Problem statement:
Pictures don't belong in the copy; print all the records exactly.

==*==

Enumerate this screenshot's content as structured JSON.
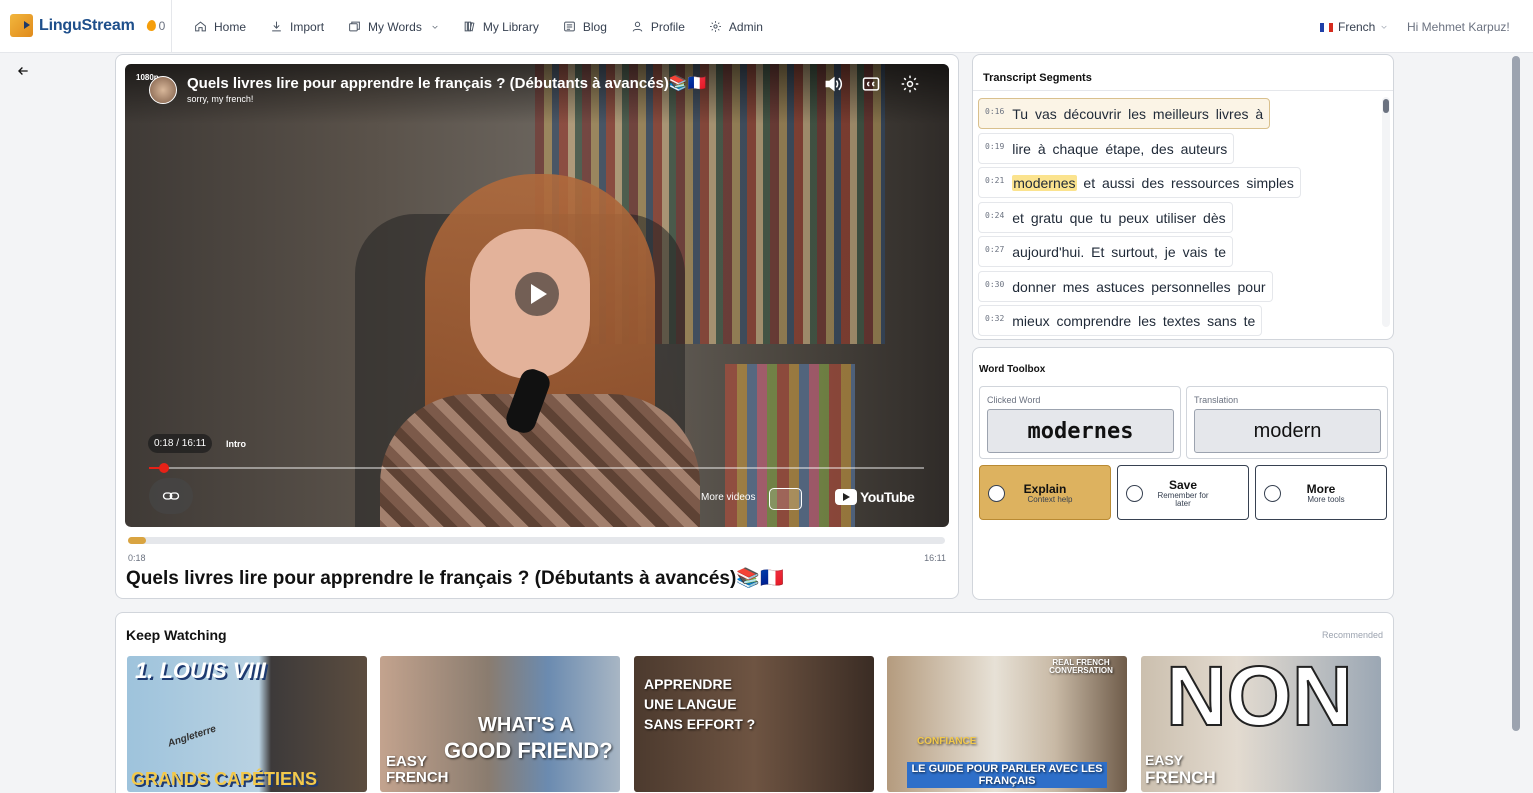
{
  "app": {
    "name": "LinguStream",
    "streak": "0",
    "nav": [
      {
        "label": "Home",
        "icon": "home-icon"
      },
      {
        "label": "Import",
        "icon": "download-icon"
      },
      {
        "label": "My Words",
        "icon": "cards-icon"
      },
      {
        "label": "My Library",
        "icon": "library-icon"
      },
      {
        "label": "Blog",
        "icon": "blog-icon"
      },
      {
        "label": "Profile",
        "icon": "user-icon"
      },
      {
        "label": "Admin",
        "icon": "gear-icon"
      }
    ],
    "language": "French",
    "greeting": "Hi Mehmet Karpuz!"
  },
  "player": {
    "resolution": "1080p",
    "title": "Quels livres lire pour apprendre le français ? (Débutants à avancés)📚🇫🇷",
    "channel_subtitle": "sorry, my french!",
    "time_display": "0:18 / 16:11",
    "chapter": "Intro",
    "played_fraction": 0.019,
    "more_videos": "More videos",
    "youtube_label": "YouTube"
  },
  "video": {
    "current_time": "0:18",
    "duration": "16:11",
    "title": "Quels livres lire pour apprendre le français ? (Débutants à avancés)📚🇫🇷"
  },
  "transcript": {
    "title": "Transcript Segments",
    "segments": [
      {
        "time": "0:16",
        "text": "Tu vas découvrir les meilleurs livres à",
        "active": true
      },
      {
        "time": "0:19",
        "text": "lire à chaque étape, des auteurs"
      },
      {
        "time": "0:21",
        "pre": "",
        "highlight": "modernes",
        "post": " et aussi des ressources simples"
      },
      {
        "time": "0:24",
        "text": "et gratu que tu peux utiliser dès"
      },
      {
        "time": "0:27",
        "text": "aujourd'hui. Et surtout, je vais te"
      },
      {
        "time": "0:30",
        "text": "donner mes astuces personnelles pour"
      },
      {
        "time": "0:32",
        "text": "mieux comprendre les textes sans te"
      }
    ]
  },
  "toolbox": {
    "title": "Word Toolbox",
    "clicked_label": "Clicked Word",
    "clicked_word": "modernes",
    "translation_label": "Translation",
    "translation": "modern",
    "actions": [
      {
        "label": "Explain",
        "sub": "Context help"
      },
      {
        "label": "Save",
        "sub": "Remember for later"
      },
      {
        "label": "More",
        "sub": "More tools"
      }
    ]
  },
  "keep_watching": {
    "title": "Keep Watching",
    "tag": "Recommended",
    "videos": [
      {
        "top": "1. LOUIS VIII",
        "bottom": "GRANDS CAPÉTIENS",
        "extra": "Angleterre"
      },
      {
        "top": "WHAT'S A",
        "bottom": "GOOD FRIEND?",
        "extra": "EASY FRENCH"
      },
      {
        "top": "APPRENDRE",
        "bottom": "UNE LANGUE",
        "extra": "SANS EFFORT ?"
      },
      {
        "top": "REAL FRENCH CONVERSATION",
        "bottom": "LE GUIDE POUR PARLER AVEC LES FRANÇAIS",
        "extra": "CONFIANCE"
      },
      {
        "top": "NON",
        "bottom": "FRENCH",
        "extra": "EASY"
      }
    ]
  },
  "colors": {
    "accent": "#ddb25f",
    "brand": "#1e4f8b",
    "highlight": "#fbe38e"
  }
}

==*==

Answer to the exercise:
Enumerate this screenshot's content as structured JSON.
{
  "app": {
    "name": "LinguStream",
    "streak": "0",
    "nav": [
      {
        "label": "Home",
        "icon": "home-icon"
      },
      {
        "label": "Import",
        "icon": "download-icon"
      },
      {
        "label": "My Words",
        "icon": "cards-icon"
      },
      {
        "label": "My Library",
        "icon": "library-icon"
      },
      {
        "label": "Blog",
        "icon": "blog-icon"
      },
      {
        "label": "Profile",
        "icon": "user-icon"
      },
      {
        "label": "Admin",
        "icon": "gear-icon"
      }
    ],
    "language": "French",
    "greeting": "Hi Mehmet Karpuz!"
  },
  "player": {
    "resolution": "1080p",
    "title": "Quels livres lire pour apprendre le français ? (Débutants à avancés)📚🇫🇷",
    "channel_subtitle": "sorry, my french!",
    "time_display": "0:18 / 16:11",
    "chapter": "Intro",
    "played_fraction": 0.019,
    "more_videos": "More videos",
    "youtube_label": "YouTube"
  },
  "video": {
    "current_time": "0:18",
    "duration": "16:11",
    "title": "Quels livres lire pour apprendre le français ? (Débutants à avancés)📚🇫🇷"
  },
  "transcript": {
    "title": "Transcript Segments",
    "segments": [
      {
        "time": "0:16",
        "text": "Tu vas découvrir les meilleurs livres à",
        "active": true
      },
      {
        "time": "0:19",
        "text": "lire à chaque étape, des auteurs"
      },
      {
        "time": "0:21",
        "pre": "",
        "highlight": "modernes",
        "post": " et aussi des ressources simples"
      },
      {
        "time": "0:24",
        "text": "et gratu que tu peux utiliser dès"
      },
      {
        "time": "0:27",
        "text": "aujourd'hui. Et surtout, je vais te"
      },
      {
        "time": "0:30",
        "text": "donner mes astuces personnelles pour"
      },
      {
        "time": "0:32",
        "text": "mieux comprendre les textes sans te"
      }
    ]
  },
  "toolbox": {
    "title": "Word Toolbox",
    "clicked_label": "Clicked Word",
    "clicked_word": "modernes",
    "translation_label": "Translation",
    "translation": "modern",
    "actions": [
      {
        "label": "Explain",
        "sub": "Context help"
      },
      {
        "label": "Save",
        "sub": "Remember for later"
      },
      {
        "label": "More",
        "sub": "More tools"
      }
    ]
  },
  "keep_watching": {
    "title": "Keep Watching",
    "tag": "Recommended",
    "videos": [
      {
        "top": "1. LOUIS VIII",
        "bottom": "GRANDS CAPÉTIENS",
        "extra": "Angleterre"
      },
      {
        "top": "WHAT'S A",
        "bottom": "GOOD FRIEND?",
        "extra": "EASY FRENCH"
      },
      {
        "top": "APPRENDRE",
        "bottom": "UNE LANGUE",
        "extra": "SANS EFFORT ?"
      },
      {
        "top": "REAL FRENCH CONVERSATION",
        "bottom": "LE GUIDE POUR PARLER AVEC LES FRANÇAIS",
        "extra": "CONFIANCE"
      },
      {
        "top": "NON",
        "bottom": "FRENCH",
        "extra": "EASY"
      }
    ]
  },
  "colors": {
    "accent": "#ddb25f",
    "brand": "#1e4f8b",
    "highlight": "#fbe38e"
  }
}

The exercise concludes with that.